_Problem requirements_
Note each line where "avatar" appears, and copy it.
★ ★ ★
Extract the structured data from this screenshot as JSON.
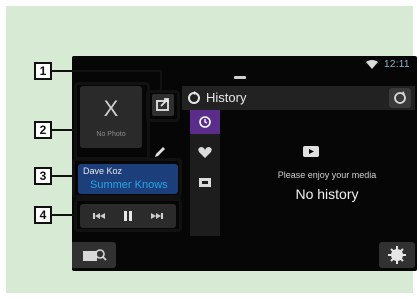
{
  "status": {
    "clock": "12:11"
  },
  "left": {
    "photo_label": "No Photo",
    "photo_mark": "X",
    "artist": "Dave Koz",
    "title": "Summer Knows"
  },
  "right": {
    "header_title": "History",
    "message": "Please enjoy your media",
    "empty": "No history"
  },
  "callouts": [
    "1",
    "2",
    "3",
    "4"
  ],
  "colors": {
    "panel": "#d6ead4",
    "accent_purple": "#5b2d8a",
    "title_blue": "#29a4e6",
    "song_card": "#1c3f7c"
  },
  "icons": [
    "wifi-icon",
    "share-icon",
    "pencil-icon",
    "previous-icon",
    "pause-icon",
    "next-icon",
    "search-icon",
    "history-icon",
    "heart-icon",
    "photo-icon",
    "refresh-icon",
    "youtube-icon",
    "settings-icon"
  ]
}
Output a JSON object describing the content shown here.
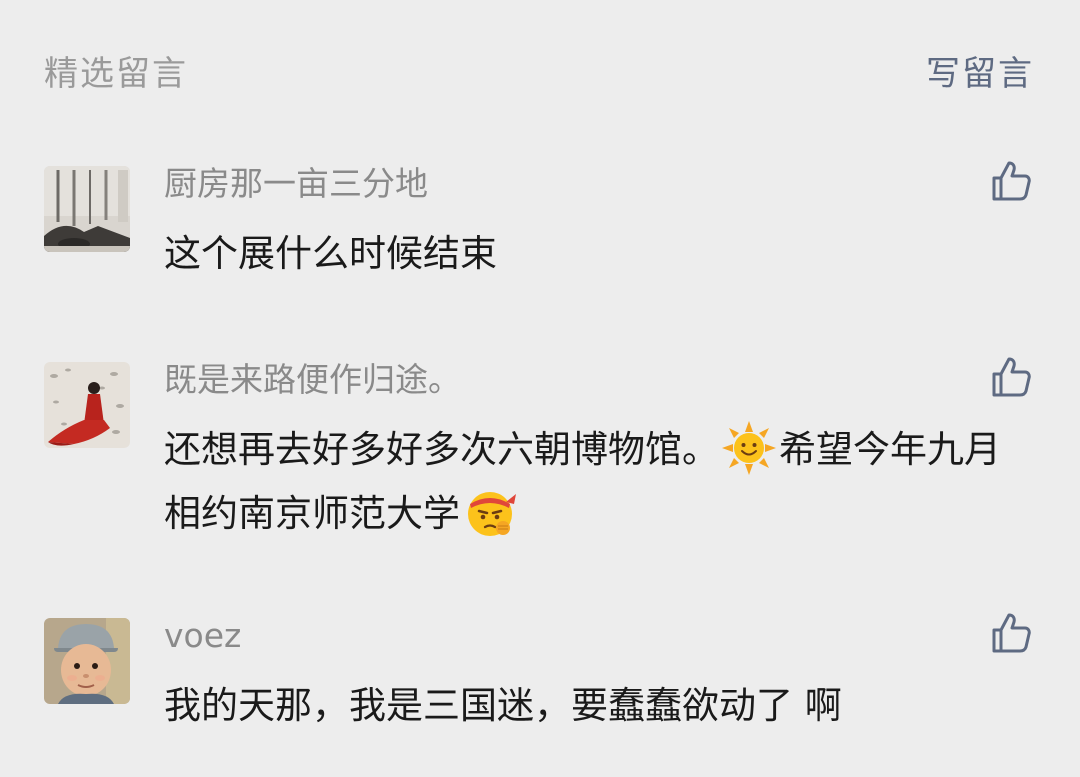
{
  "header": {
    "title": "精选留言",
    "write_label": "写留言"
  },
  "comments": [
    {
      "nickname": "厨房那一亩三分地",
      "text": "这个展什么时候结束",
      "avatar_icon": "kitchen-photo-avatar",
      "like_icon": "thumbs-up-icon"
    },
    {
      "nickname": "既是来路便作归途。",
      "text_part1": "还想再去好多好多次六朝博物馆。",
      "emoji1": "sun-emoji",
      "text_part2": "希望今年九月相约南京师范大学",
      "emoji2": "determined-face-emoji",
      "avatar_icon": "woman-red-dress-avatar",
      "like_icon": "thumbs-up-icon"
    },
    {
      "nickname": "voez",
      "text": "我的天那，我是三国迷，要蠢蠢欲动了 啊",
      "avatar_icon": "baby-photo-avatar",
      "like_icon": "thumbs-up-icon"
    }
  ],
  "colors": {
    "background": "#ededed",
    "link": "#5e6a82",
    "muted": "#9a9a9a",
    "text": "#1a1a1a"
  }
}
★ ★ ★
_Answer below_
      "avatar_icon": "kitchen-photo-avatar",
      "avatar_icon": "woman-red-dress-avatar",
      "avatar_icon": "baby-photo-avatar",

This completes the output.